__ENUNCIADO DEL EJERCICIO__: Convierte todas las líneas del listado en una tabla Markdown de dos columnas, «N.º» para el número de fila y «Línea» para su texto, sin incluir las líneas en blanco.

__DATOS PROPORCIONADOS__:

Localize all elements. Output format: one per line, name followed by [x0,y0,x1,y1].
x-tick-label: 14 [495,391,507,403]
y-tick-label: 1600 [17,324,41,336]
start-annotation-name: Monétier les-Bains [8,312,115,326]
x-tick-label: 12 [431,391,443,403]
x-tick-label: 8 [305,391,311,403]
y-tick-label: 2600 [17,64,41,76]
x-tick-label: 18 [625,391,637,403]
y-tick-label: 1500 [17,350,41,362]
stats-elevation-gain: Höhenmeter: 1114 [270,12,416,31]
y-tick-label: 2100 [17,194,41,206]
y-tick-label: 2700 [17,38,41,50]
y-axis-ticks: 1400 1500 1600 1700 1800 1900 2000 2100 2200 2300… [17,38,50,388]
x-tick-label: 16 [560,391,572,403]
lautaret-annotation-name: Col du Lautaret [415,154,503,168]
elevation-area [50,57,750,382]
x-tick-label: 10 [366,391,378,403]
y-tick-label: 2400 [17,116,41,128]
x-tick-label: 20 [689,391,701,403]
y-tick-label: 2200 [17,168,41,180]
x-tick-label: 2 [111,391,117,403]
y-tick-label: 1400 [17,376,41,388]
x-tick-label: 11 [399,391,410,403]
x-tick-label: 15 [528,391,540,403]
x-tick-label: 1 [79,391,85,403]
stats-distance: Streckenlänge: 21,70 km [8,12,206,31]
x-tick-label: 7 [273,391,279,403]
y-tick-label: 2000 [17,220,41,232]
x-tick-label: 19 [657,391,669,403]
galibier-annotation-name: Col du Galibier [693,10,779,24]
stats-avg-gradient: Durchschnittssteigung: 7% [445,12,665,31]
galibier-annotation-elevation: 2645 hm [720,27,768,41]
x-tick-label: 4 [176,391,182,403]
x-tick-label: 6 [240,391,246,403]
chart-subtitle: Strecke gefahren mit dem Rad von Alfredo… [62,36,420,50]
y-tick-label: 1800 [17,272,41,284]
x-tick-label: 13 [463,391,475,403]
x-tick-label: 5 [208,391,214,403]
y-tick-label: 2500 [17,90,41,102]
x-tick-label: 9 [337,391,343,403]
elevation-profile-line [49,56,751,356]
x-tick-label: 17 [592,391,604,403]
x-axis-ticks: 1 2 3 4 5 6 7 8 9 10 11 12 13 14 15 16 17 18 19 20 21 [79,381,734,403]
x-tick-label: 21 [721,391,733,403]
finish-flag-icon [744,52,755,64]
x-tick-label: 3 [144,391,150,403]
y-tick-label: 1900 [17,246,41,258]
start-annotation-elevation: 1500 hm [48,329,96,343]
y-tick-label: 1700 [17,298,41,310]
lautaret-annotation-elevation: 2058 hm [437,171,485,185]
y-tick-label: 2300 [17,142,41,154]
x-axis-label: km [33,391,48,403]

__RESPUESTA FINAL__:
| N.º | Línea |
|---|---|
| 1 | Localize all elements. Output format: one per line, name followed by [x0,y0,x1,y1]. |
| 2 | x-tick-label: 14 [495,391,507,403] |
| 3 | y-tick-label: 1600 [17,324,41,336] |
| 4 | start-annotation-name: Monétier les-Bains [8,312,115,326] |
| 5 | x-tick-label: 12 [431,391,443,403] |
| 6 | x-tick-label: 8 [305,391,311,403] |
| 7 | y-tick-label: 2600 [17,64,41,76] |
| 8 | x-tick-label: 18 [625,391,637,403] |
| 9 | y-tick-label: 1500 [17,350,41,362] |
| 10 | stats-elevation-gain: Höhenmeter: 1114 [270,12,416,31] |
| 11 | y-tick-label: 2100 [17,194,41,206] |
| 12 | y-tick-label: 2700 [17,38,41,50] |
| 13 | y-axis-ticks: 1400 1500 1600 1700 1800 1900 2000 2100 2200 2300… [17,38,50,388] |
| 14 | x-tick-label: 16 [560,391,572,403] |
| 15 | lautaret-annotation-name: Col du Lautaret [415,154,503,168] |
| 16 | elevation-area [50,57,750,382] |
| 17 | x-tick-label: 10 [366,391,378,403] |
| 18 | y-tick-label: 2400 [17,116,41,128] |
| 19 | x-tick-label: 20 [689,391,701,403] |
| 20 | y-tick-label: 2200 [17,168,41,180] |
| 21 | x-tick-label: 2 [111,391,117,403] |
| 22 | y-tick-label: 1400 [17,376,41,388] |
| 23 | x-tick-label: 11 [399,391,410,403] |
| 24 | x-tick-label: 15 [528,391,540,403] |
| 25 | x-tick-label: 1 [79,391,85,403] |
| 26 | stats-distance: Streckenlänge: 21,70 km [8,12,206,31] |
| 27 | x-tick-label: 7 [273,391,279,403] |
| 28 | y-tick-label: 2000 [17,220,41,232] |
| 29 | x-tick-label: 19 [657,391,669,403] |
| 30 | galibier-annotation-name: Col du Galibier [693,10,779,24] |
| 31 | stats-avg-gradient: Durchschnittssteigung: 7% [445,12,665,31] |
| 32 | galibier-annotation-elevation: 2645 hm [720,27,768,41] |
| 33 | x-tick-label: 4 [176,391,182,403] |
| 34 | x-tick-label: 6 [240,391,246,403] |
| 35 | chart-subtitle: Strecke gefahren mit dem Rad von Alfredo… [62,36,420,50] |
| 36 | y-tick-label: 1800 [17,272,41,284] |
| 37 | x-tick-label: 13 [463,391,475,403] |
| 38 | x-tick-label: 5 [208,391,214,403] |
| 39 | y-tick-label: 2500 [17,90,41,102] |
| 40 | x-tick-label: 9 [337,391,343,403] |
| 41 | elevation-profile-line [49,56,751,356] |
| 42 | x-tick-label: 17 [592,391,604,403] |
| 43 | x-axis-ticks: 1 2 3 4 5 6 7 8 9 10 11 12 13 14 15 16 17 18 19 20 21 [79,381,734,403] |
| 44 | x-tick-label: 21 [721,391,733,403] |
| 45 | finish-flag-icon [744,52,755,64] |
| 46 | x-tick-label: 3 [144,391,150,403] |
| 47 | y-tick-label: 1900 [17,246,41,258] |
| 48 | start-annotation-elevation: 1500 hm [48,329,96,343] |
| 49 | y-tick-label: 1700 [17,298,41,310] |
| 50 | lautaret-annotation-elevation: 2058 hm [437,171,485,185] |
| 51 | y-tick-label: 2300 [17,142,41,154] |
| 52 | x-axis-label: km [33,391,48,403] |